→ TASK INPUTS:
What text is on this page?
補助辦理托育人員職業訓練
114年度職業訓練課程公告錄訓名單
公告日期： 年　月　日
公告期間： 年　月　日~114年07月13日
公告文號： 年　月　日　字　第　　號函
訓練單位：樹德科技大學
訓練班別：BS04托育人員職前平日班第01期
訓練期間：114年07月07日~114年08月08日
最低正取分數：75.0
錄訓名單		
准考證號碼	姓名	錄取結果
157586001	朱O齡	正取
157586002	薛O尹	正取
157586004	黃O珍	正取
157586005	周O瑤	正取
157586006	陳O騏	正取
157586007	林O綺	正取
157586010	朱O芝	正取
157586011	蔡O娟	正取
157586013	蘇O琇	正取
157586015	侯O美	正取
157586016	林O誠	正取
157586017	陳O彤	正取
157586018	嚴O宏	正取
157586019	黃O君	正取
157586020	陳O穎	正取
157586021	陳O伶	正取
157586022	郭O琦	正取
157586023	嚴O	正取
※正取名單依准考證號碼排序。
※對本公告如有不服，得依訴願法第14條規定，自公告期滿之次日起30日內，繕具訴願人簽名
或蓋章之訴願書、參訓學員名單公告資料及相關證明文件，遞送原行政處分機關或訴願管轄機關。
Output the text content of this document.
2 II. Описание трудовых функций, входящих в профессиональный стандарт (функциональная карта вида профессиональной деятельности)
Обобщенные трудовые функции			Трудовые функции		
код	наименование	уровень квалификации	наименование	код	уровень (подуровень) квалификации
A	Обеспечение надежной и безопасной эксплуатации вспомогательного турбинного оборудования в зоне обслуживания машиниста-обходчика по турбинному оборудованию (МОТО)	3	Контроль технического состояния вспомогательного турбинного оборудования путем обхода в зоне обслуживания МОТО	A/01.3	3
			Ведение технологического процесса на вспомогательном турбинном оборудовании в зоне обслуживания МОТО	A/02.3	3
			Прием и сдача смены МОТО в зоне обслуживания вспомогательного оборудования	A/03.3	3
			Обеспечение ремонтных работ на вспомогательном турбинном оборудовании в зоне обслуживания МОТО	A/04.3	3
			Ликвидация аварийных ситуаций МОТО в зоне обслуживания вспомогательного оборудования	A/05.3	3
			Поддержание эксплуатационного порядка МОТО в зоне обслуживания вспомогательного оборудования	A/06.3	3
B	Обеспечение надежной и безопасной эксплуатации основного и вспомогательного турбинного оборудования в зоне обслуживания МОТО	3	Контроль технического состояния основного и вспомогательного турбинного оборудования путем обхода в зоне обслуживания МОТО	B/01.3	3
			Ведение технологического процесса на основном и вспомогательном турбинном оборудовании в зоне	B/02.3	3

→ SET TASK: Copy each line of the entries that includes the word "технологического".

→ EXERCISE OUTPUT:
			Ведение технологического процесса на вспомогательном турбинном оборудовании в зоне обслуживания МОТО	A/02.3	3
			Ведение технологического процесса на основном и вспомогательном турбинном оборудовании в зоне	B/02.3	3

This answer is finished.